◆ AIM OF THE TASK: Edit the entries from the start through the line with "- data-point-1: [169, 352, 185, 368]" by changing "x-tick-label" to "x-axis-tick". Write those lines out again with nothing else altered.

Collection entries
============
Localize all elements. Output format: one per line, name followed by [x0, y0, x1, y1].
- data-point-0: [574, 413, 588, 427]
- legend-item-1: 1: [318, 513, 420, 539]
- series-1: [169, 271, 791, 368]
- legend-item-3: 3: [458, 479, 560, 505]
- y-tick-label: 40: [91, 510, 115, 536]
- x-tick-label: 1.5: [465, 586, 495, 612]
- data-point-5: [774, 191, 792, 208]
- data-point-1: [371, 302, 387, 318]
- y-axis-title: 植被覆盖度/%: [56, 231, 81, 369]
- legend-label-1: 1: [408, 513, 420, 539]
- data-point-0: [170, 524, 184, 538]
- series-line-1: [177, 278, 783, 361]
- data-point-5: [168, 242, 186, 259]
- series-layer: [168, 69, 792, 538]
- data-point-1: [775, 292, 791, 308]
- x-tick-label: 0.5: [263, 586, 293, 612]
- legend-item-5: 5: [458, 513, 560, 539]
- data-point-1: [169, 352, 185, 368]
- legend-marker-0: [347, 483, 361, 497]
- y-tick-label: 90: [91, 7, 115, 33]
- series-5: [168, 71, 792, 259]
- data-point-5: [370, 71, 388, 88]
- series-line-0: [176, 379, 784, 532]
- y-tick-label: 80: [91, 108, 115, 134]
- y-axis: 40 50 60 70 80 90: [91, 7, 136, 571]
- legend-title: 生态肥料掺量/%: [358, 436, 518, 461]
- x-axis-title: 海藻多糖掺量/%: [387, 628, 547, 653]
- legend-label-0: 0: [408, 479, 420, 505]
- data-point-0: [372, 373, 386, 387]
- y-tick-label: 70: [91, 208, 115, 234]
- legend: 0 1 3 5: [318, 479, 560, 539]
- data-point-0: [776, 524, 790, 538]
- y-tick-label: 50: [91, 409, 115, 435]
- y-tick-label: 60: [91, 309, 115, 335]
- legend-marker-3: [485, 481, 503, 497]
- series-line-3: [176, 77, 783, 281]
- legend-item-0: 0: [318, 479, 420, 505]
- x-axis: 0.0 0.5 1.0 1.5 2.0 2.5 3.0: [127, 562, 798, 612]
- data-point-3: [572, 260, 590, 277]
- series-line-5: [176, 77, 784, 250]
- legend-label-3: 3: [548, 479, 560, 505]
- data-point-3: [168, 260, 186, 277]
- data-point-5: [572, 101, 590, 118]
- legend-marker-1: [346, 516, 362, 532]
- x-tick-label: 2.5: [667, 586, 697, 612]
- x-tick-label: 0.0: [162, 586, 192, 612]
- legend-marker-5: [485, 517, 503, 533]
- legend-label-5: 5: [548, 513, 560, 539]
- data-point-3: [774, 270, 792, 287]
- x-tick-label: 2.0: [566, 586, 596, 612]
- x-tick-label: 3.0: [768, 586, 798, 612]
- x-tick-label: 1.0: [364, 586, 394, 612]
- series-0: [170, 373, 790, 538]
============
◆ EXERCISE RESULT:
Localize all elements. Output format: one per line, name followed by [x0, y0, x1, y1].
- data-point-0: [574, 413, 588, 427]
- legend-item-1: 1: [318, 513, 420, 539]
- series-1: [169, 271, 791, 368]
- legend-item-3: 3: [458, 479, 560, 505]
- y-tick-label: 40: [91, 510, 115, 536]
- x-axis-tick: 1.5: [465, 586, 495, 612]
- data-point-5: [774, 191, 792, 208]
- data-point-1: [371, 302, 387, 318]
- y-axis-title: 植被覆盖度/%: [56, 231, 81, 369]
- legend-label-1: 1: [408, 513, 420, 539]
- data-point-0: [170, 524, 184, 538]
- series-line-1: [177, 278, 783, 361]
- data-point-5: [168, 242, 186, 259]
- series-layer: [168, 69, 792, 538]
- data-point-1: [775, 292, 791, 308]
- x-axis-tick: 0.5: [263, 586, 293, 612]
- legend-item-5: 5: [458, 513, 560, 539]
- data-point-1: [169, 352, 185, 368]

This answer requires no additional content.